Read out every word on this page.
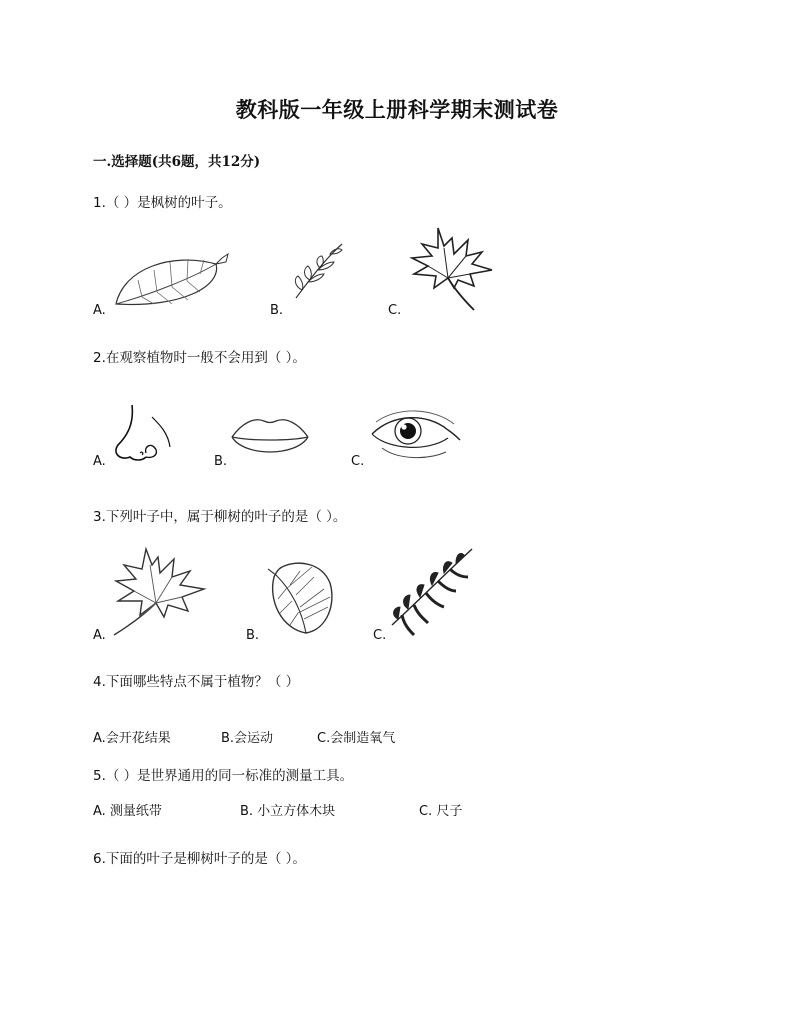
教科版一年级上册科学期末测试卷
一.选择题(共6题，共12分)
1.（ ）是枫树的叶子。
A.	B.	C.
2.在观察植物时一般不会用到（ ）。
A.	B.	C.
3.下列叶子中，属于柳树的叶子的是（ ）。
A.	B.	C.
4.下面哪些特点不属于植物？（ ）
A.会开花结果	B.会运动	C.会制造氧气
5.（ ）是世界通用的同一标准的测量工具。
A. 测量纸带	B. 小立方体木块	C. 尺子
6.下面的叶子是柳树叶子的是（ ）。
____
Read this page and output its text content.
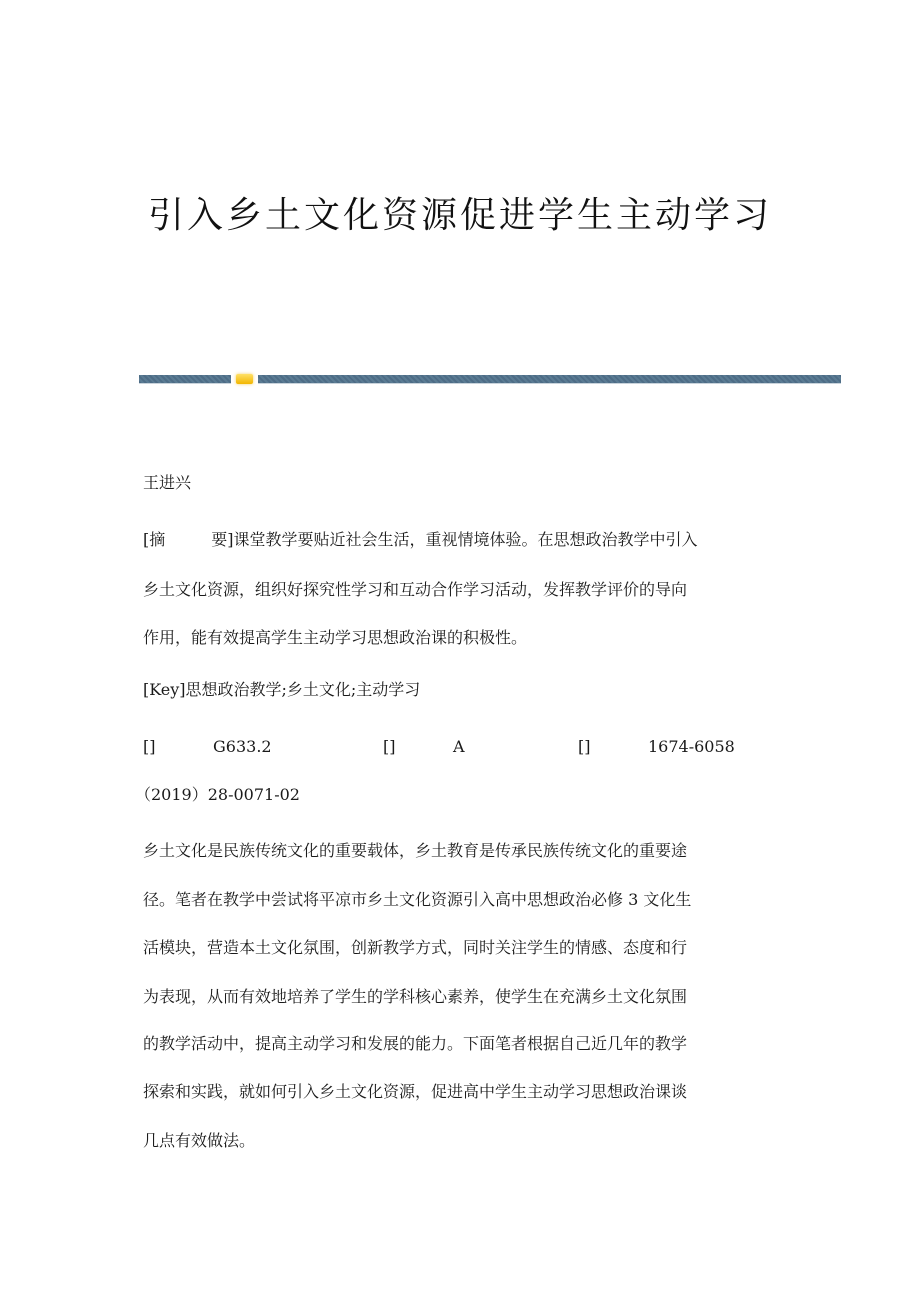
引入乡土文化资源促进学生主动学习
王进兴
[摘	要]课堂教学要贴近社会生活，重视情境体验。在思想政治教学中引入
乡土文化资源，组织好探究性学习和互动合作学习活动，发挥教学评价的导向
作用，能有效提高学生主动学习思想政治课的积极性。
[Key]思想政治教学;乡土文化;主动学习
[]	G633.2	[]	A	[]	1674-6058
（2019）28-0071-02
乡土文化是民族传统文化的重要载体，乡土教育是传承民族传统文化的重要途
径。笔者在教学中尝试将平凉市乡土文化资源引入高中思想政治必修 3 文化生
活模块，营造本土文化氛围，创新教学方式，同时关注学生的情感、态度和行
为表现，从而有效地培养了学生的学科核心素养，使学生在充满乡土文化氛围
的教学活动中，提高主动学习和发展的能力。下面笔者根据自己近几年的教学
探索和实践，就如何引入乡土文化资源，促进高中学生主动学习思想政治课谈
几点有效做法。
____
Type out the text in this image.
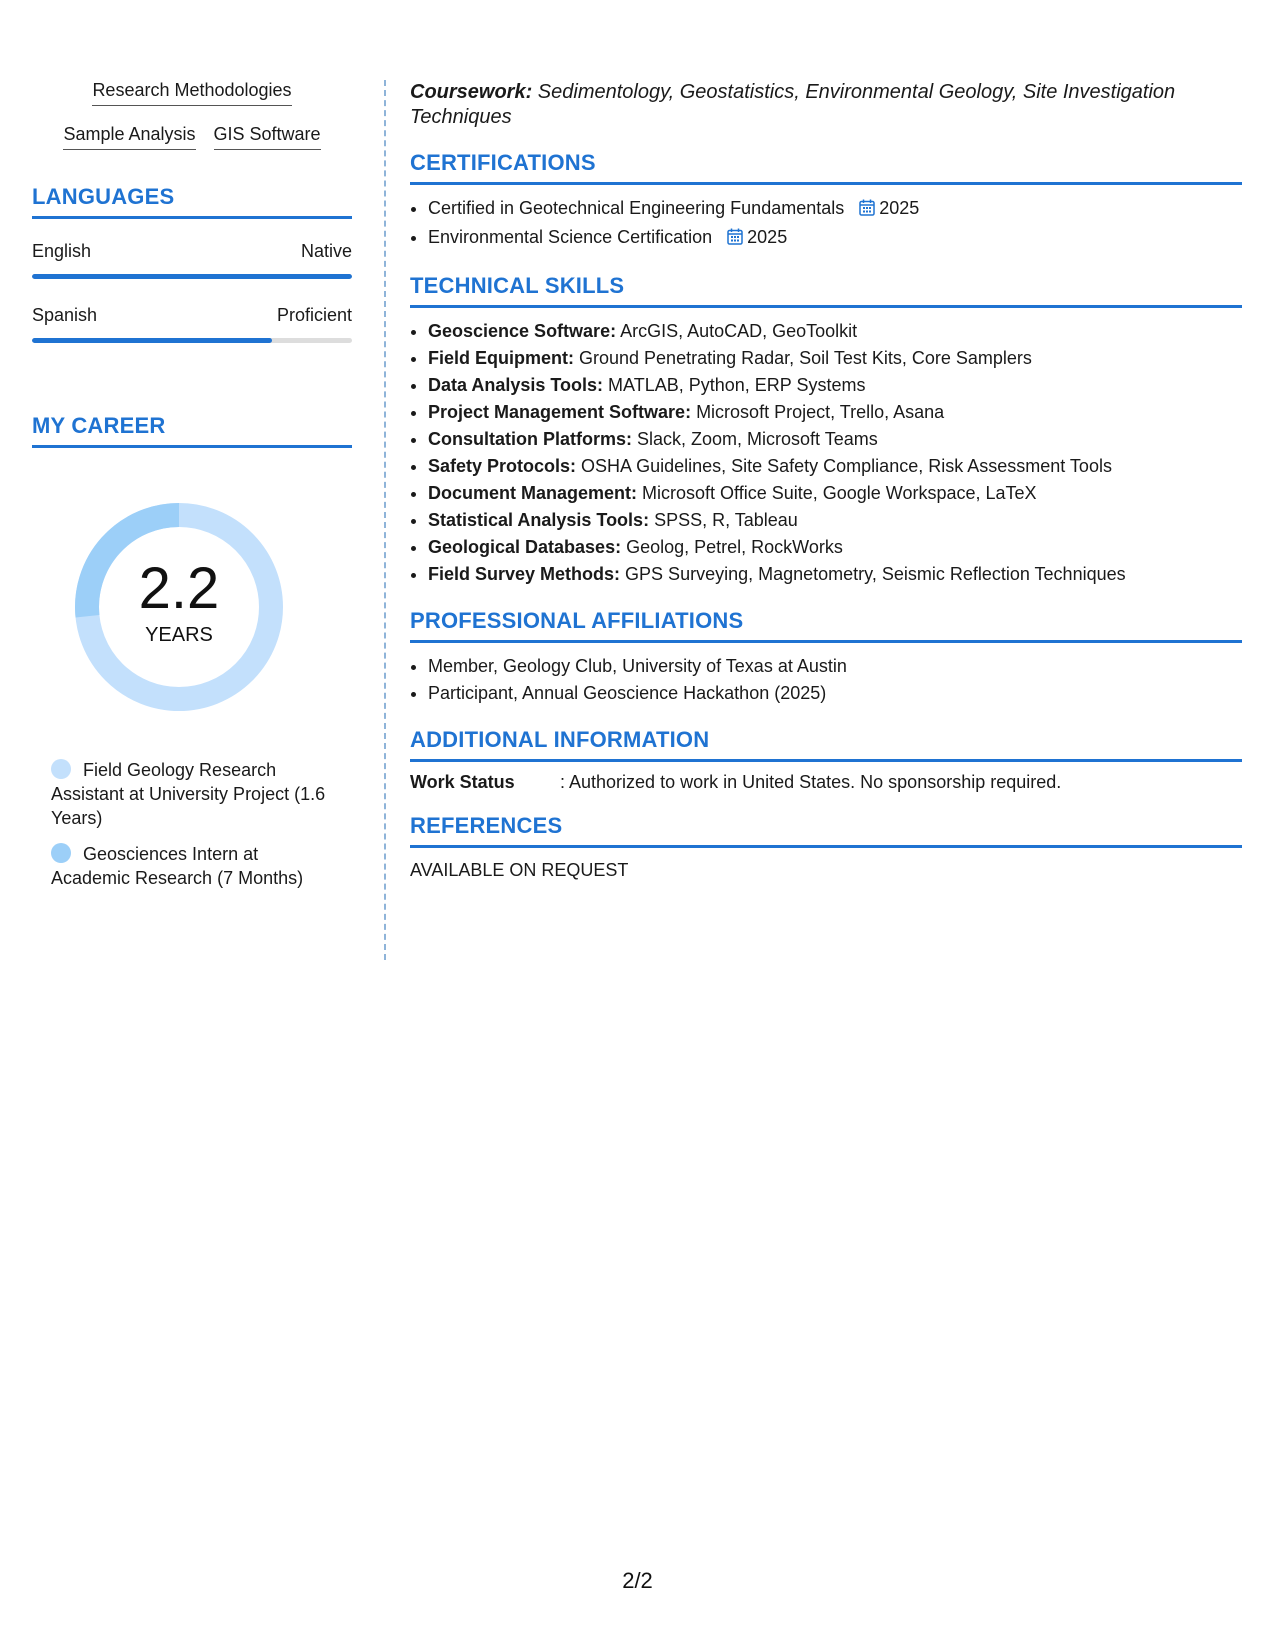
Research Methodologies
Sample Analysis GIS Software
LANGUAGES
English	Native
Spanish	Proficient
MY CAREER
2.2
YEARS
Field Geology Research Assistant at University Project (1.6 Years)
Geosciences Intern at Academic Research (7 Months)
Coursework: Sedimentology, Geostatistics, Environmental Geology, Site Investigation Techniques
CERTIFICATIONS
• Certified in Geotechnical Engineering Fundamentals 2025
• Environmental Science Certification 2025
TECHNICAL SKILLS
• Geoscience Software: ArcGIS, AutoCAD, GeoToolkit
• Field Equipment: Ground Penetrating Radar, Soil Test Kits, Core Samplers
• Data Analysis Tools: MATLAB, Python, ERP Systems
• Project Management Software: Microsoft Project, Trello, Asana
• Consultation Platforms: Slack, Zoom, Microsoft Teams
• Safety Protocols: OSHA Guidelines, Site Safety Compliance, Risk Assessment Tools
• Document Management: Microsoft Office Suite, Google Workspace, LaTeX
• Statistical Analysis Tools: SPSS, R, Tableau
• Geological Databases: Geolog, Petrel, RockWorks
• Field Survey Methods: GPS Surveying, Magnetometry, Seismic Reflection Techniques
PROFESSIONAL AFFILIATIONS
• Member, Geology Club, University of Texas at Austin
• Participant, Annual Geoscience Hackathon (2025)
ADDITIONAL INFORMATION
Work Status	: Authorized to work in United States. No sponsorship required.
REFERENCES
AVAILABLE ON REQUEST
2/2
____
▶ EXERCISE GOAL: Display every line of the listing that contains the string "Project".

▶ OUTPUT FOR THIS EXERCISE:
Field Geology Research Assistant at University Project (1.6 Years)
• Project Management Software: Microsoft Project, Trello, Asana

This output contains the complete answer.